> _DATA SECTION_:
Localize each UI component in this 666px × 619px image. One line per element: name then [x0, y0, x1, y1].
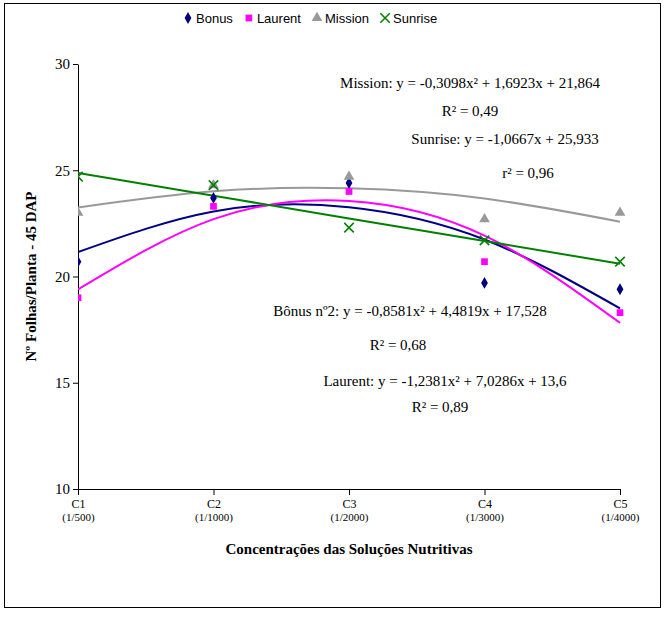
- legend-marker: [246, 15, 253, 22]
- legend-label: Laurent: [257, 11, 301, 26]
- plot-area: [78, 170, 625, 322]
- legend-item: Laurent: [246, 11, 302, 26]
- data-point: [78, 256, 81, 268]
- data-point: [78, 294, 81, 301]
- x-tick-label: C1: [71, 497, 85, 511]
- legend-label: Bonus: [196, 11, 233, 26]
- annotation: Laurent: y = -1,2381x² + 7,0286x + 13,6: [323, 373, 567, 389]
- annotation: R² = 0,89: [412, 399, 469, 415]
- x-tick-note: (1/500): [62, 511, 95, 524]
- legend-label: Mission: [325, 11, 369, 26]
- annotation: Sunrise: y = -1,0667x + 25,933: [411, 131, 598, 147]
- x-axis: C1(1/500)C2(1/1000)C3(1/2000)C4(1/3000)C…: [62, 489, 639, 524]
- y-tick: 20: [55, 269, 78, 285]
- y-tick: 30: [55, 56, 78, 72]
- data-point: [617, 283, 624, 295]
- y-tick-mark: [73, 489, 78, 490]
- legend-item: Bonus: [185, 11, 234, 26]
- legend-marker: [312, 12, 323, 21]
- annotation: Bônus nº2: y = -0,8581x² + 4,4819x + 17,…: [273, 303, 546, 319]
- trend-line: [78, 204, 620, 308]
- x-tick: C2(1/1000): [195, 489, 233, 524]
- legend-label: Sunrise: [393, 11, 437, 26]
- x-tick: C4(1/3000): [466, 489, 504, 524]
- annotation: R² = 0,49: [442, 103, 499, 119]
- data-point: [78, 172, 83, 181]
- y-tick-mark: [73, 383, 78, 384]
- y-axis-line: [78, 65, 79, 490]
- x-tick-mark: [78, 489, 79, 495]
- x-tick-label: C4: [478, 497, 492, 511]
- y-tick-label: 25: [55, 163, 70, 179]
- x-tick-note: (1/2000): [331, 511, 369, 524]
- legend-marker: [380, 13, 389, 22]
- trend-line: [78, 188, 620, 222]
- x-tick-label: C3: [342, 497, 356, 511]
- y-tick-mark: [73, 64, 78, 65]
- y-axis: 10 15 20 25 30: [55, 56, 79, 497]
- data-point: [615, 207, 626, 216]
- y-axis-title: Nº Folhas/Planta - 45 DAP: [23, 192, 39, 362]
- y-tick-label: 15: [55, 375, 70, 391]
- data-point: [210, 192, 217, 204]
- data-point: [344, 223, 353, 232]
- data-point: [481, 258, 488, 265]
- data-point: [209, 180, 218, 189]
- y-tick-label: 20: [55, 269, 70, 285]
- y-tick-mark: [73, 277, 78, 278]
- data-point: [78, 207, 83, 216]
- trend-line: [78, 173, 620, 264]
- y-tick-mark: [73, 170, 78, 171]
- y-tick-label: 10: [55, 481, 70, 497]
- x-tick: C3(1/2000): [331, 489, 369, 524]
- data-point: [344, 170, 355, 179]
- y-tick-label: 30: [55, 56, 70, 72]
- chart: 1015202530C1(1/500)C2(1/1000)C3(1/2000)C…: [0, 0, 666, 619]
- annotation: Mission: y = -0,3098x² + 1,6923x + 21,86…: [340, 75, 600, 91]
- data-point: [481, 277, 488, 289]
- data-point: [346, 188, 353, 195]
- annotation: r² = 0,96: [502, 165, 554, 181]
- x-tick-note: (1/3000): [466, 511, 504, 524]
- x-tick-note: (1/1000): [195, 511, 233, 524]
- x-tick: C1(1/500): [62, 489, 95, 524]
- x-axis-title: Concentrações das Soluções Nutritivas: [225, 541, 472, 557]
- data-point: [480, 236, 489, 245]
- data-point: [617, 309, 624, 316]
- data-point: [210, 203, 217, 210]
- legend-item: Mission: [312, 11, 369, 26]
- x-tick-note: (1/4000): [602, 511, 640, 524]
- legend-marker: [185, 12, 192, 24]
- chart-frame: [5, 4, 661, 608]
- legend: Bonus Laurent Mission Sunrise: [185, 11, 438, 26]
- x-tick-mark: [485, 489, 486, 495]
- data-point: [479, 213, 490, 222]
- x-tick-mark: [349, 489, 350, 495]
- data-point: [615, 257, 624, 266]
- x-tick-mark: [620, 489, 621, 495]
- x-tick-mark: [214, 489, 215, 495]
- y-tick: 25: [55, 163, 78, 179]
- legend-item: Sunrise: [380, 11, 437, 26]
- y-tick: 10: [55, 481, 78, 497]
- annotation: R² = 0,68: [370, 337, 427, 353]
- y-tick: 15: [55, 375, 78, 391]
- x-tick-label: C2: [207, 497, 221, 511]
- x-tick-label: C5: [613, 497, 627, 511]
- x-tick: C5(1/4000): [602, 489, 640, 524]
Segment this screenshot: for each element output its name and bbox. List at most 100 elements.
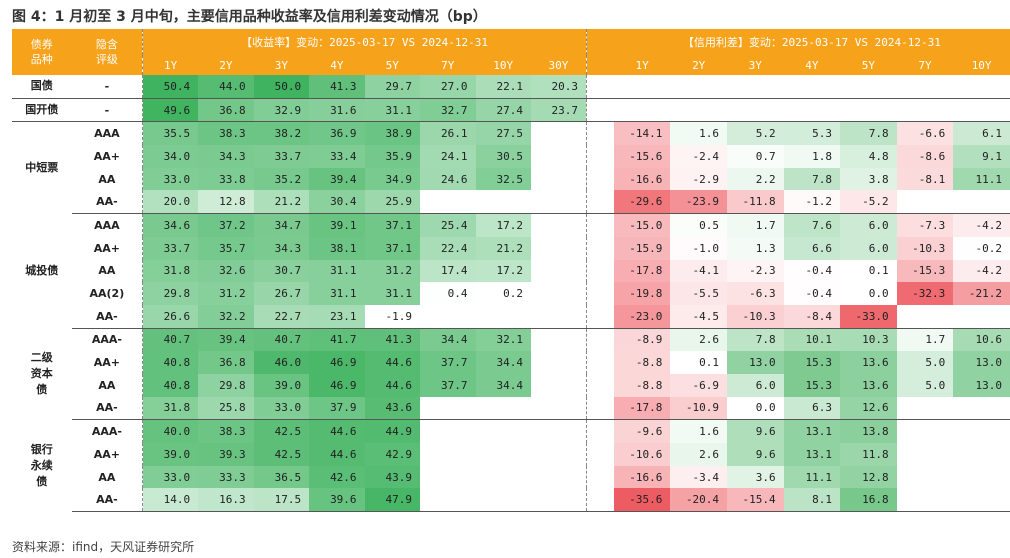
spread-change-cell: -4.2 <box>953 259 1010 283</box>
yield-change-cell: 44.6 <box>309 419 365 443</box>
spread-change-cell: -14.1 <box>613 121 671 146</box>
yield-change-cell: 34.9 <box>364 167 421 191</box>
yield-change-cell: 21.2 <box>475 236 531 260</box>
yield-change-cell: 17.5 <box>253 488 310 513</box>
bond-variety-label: 中短票 <box>25 161 59 174</box>
yield-change-cell: 33.3 <box>198 465 254 489</box>
spread-change-cell: -10.3 <box>727 304 784 329</box>
table-row: AA- 26.6 32.2 22.7 23.1 -1.9 -23.0 -4.5 -10.3 -8.… <box>12 304 1010 329</box>
yield-change-cell: 46.0 <box>253 351 310 374</box>
spread-change-cell: 13.0 <box>953 351 1010 374</box>
spread-change-cell: -2.4 <box>670 145 727 168</box>
yield-change-cell: 38.3 <box>198 419 254 443</box>
yield-change-cell <box>531 351 586 374</box>
yield-change-cell: 37.1 <box>364 236 421 260</box>
spread-change-cell: 1.6 <box>670 419 727 443</box>
yield-change-cell <box>420 190 476 215</box>
spread-change-cell: 15.3 <box>783 373 841 397</box>
bond-variety-label: 国债 <box>12 75 72 99</box>
spread-tenor-header: 3Y <box>727 55 784 75</box>
spread-change-cell: 2.6 <box>670 328 727 352</box>
yield-change-cell <box>475 304 531 329</box>
spread-change-cell: -1.0 <box>670 236 727 260</box>
table-row: AA 31.8 32.6 30.7 31.1 31.2 17.4 17.2 -17.8 -4.1-… <box>12 259 1010 283</box>
table-row: AA(2) 29.8 31.2 26.7 31.1 31.1 0.4 0.2 -19.8 -5.5… <box>12 282 1010 305</box>
spread-change-cell: -6.3 <box>727 282 784 305</box>
yield-change-cell: 44.9 <box>364 419 421 443</box>
spread-change-cell: 13.1 <box>783 443 841 466</box>
spread-change-cell: -9.6 <box>613 419 671 443</box>
yield-change-cell <box>531 466 586 489</box>
yield-change-cell: 39.4 <box>309 167 365 191</box>
yield-change-cell: 20.3 <box>530 75 587 99</box>
spread-change-cell: -15.3 <box>896 259 954 283</box>
yield-change-cell: 30.4 <box>309 190 365 215</box>
yield-change-cell: 34.4 <box>475 351 531 374</box>
yield-change-cell <box>475 396 531 421</box>
spread-change-cell <box>840 75 897 99</box>
yield-change-cell: 39.6 <box>309 488 365 513</box>
spread-change-cell: -0.4 <box>783 259 841 283</box>
yield-change-cell: 44.0 <box>198 75 254 99</box>
rating-label: AA <box>98 172 116 186</box>
yield-change-cell: 22.1 <box>475 75 531 99</box>
yield-change-cell: 27.4 <box>475 98 531 123</box>
yield-change-cell: 29.8 <box>142 282 199 305</box>
spread-change-cell: 1.7 <box>896 328 954 352</box>
yield-change-cell: 44.6 <box>364 351 421 374</box>
yield-change-cell: 33.0 <box>253 396 310 421</box>
rating-label: AA+ <box>93 149 120 163</box>
yield-change-cell <box>531 420 586 443</box>
yield-change-cell: 50.0 <box>253 75 310 99</box>
yield-change-cell: 36.9 <box>309 121 365 146</box>
spread-change-cell: 10.1 <box>783 328 841 352</box>
yield-change-cell: 29.8 <box>198 373 254 397</box>
spread-change-cell: 13.0 <box>953 373 1010 397</box>
yield-change-cell: 12.8 <box>198 190 254 215</box>
spread-change-cell: -2.9 <box>670 167 727 191</box>
yield-change-cell: 32.5 <box>475 167 531 191</box>
rating-label: AA <box>98 378 116 392</box>
yield-change-cell: 35.5 <box>142 121 199 146</box>
yield-change-cell: 34.3 <box>253 236 310 260</box>
spread-change-cell <box>953 396 1010 421</box>
section-gap <box>585 419 614 443</box>
spread-tenor-header: 10Y <box>953 55 1010 75</box>
spread-change-cell: 1.8 <box>783 145 841 168</box>
yield-change-cell: 27.0 <box>420 75 476 99</box>
yield-change-cell <box>531 214 586 237</box>
yield-change-cell: 17.4 <box>420 259 476 283</box>
spread-change-cell <box>897 443 954 466</box>
yield-tenor-header: 7Y <box>420 55 476 75</box>
spread-change-cell: -32.3 <box>896 282 954 305</box>
yield-change-cell: 36.8 <box>198 351 254 374</box>
spread-change-cell <box>896 304 954 329</box>
yield-change-cell: 14.0 <box>142 488 199 513</box>
yield-change-cell: 16.3 <box>198 488 254 513</box>
spread-change-cell: 9.6 <box>727 443 784 466</box>
spread-change-cell: -15.9 <box>613 236 671 260</box>
yield-change-cell <box>420 488 476 513</box>
yield-change-cell <box>530 396 587 421</box>
spread-change-cell: -8.8 <box>613 373 671 397</box>
spread-change-cell: 11.1 <box>783 465 841 489</box>
rating-label: AA- <box>71 396 143 421</box>
yield-change-cell: 29.7 <box>364 75 421 99</box>
spread-change-cell <box>670 98 727 123</box>
spread-change-cell: 7.8 <box>727 328 784 352</box>
table-row: AA 40.8 29.8 39.0 46.9 44.6 37.7 34.4 -8.8 -6.9 6.… <box>12 373 1010 397</box>
yield-change-cell <box>420 466 475 489</box>
spread-change-cell: 0.5 <box>670 213 727 237</box>
spread-change-cell: -10.3 <box>896 236 954 260</box>
spread-change-cell: 7.6 <box>783 213 841 237</box>
section-gap <box>585 373 614 397</box>
spread-change-cell: -8.9 <box>613 328 671 352</box>
spread-change-cell: 5.3 <box>783 121 841 146</box>
yield-change-cell: 43.6 <box>364 396 421 421</box>
yield-change-cell <box>476 466 531 489</box>
spread-change-cell: -2.3 <box>727 259 784 283</box>
yield-change-cell <box>475 488 531 513</box>
spread-change-cell: 6.0 <box>840 236 897 260</box>
spread-change-cell <box>727 98 784 123</box>
bond-variety-label: 二级 资本债 <box>30 350 53 396</box>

> _TO BE DONE_: Render everything from the line containing "- legend-marker: [246, 15, 253, 22]" down to the line containing "- y-tick-label: 25: [55, 163, 70, 179]" as a numbered list, leaving out blank lines.

> _EXERCISE RESULT_:
1. - legend-marker: [246, 15, 253, 22]
2. - legend-label: Laurent: [257, 11, 301, 26]
3. - plot-area: [78, 170, 625, 322]
4. - legend-item: Laurent: [246, 11, 302, 26]
5. - data-point: [78, 256, 81, 268]
6. - data-point: [78, 294, 81, 301]
7. - x-tick-label: C1: [71, 497, 85, 511]
8. - legend-label: Bonus: [196, 11, 233, 26]
9. - annotation: Laurent: y = -1,2381x² + 7,0286x + 13,6: [323, 373, 567, 389]
10. - annotation: R² = 0,89: [412, 399, 469, 415]
11. - x-tick-note: (1/500): [62, 511, 95, 524]
12. - legend-label: Mission: [325, 11, 369, 26]
13. - annotation: Sunrise: y = -1,0667x + 25,933: [411, 131, 598, 147]
14. - x-axis: C1(1/500)C2(1/1000)C3(1/2000)C4(1/3000)C…: [62, 489, 639, 524]
15. - y-tick: 20: [55, 269, 78, 285]
16. - y-tick: 30: [55, 56, 78, 72]
17. - data-point: [617, 283, 624, 295]
18. - y-tick-mark: [73, 489, 78, 490]
19. - legend-item: Bonus: [185, 11, 234, 26]
20. - legend-marker: [312, 12, 323, 21]
21. - annotation: Bônus nº2: y = -0,8581x² + 4,4819x + 17,…: [273, 303, 546, 319]
22. - trend-line: [78, 204, 620, 308]
23. - x-tick: C2(1/1000): [195, 489, 233, 524]
24. - legend-label: Sunrise: [393, 11, 437, 26]
25. - x-tick: C4(1/3000): [466, 489, 504, 524]
26. - annotation: R² = 0,49: [442, 103, 499, 119]
27. - data-point: [78, 172, 83, 181]
28. - y-tick-mark: [73, 383, 78, 384]
29. - y-axis-line: [78, 65, 79, 490]
30. - x-tick-mark: [78, 489, 79, 495]
31. - x-tick-label: C4: [478, 497, 492, 511]
32. - y-tick-label: 25: [55, 163, 70, 179]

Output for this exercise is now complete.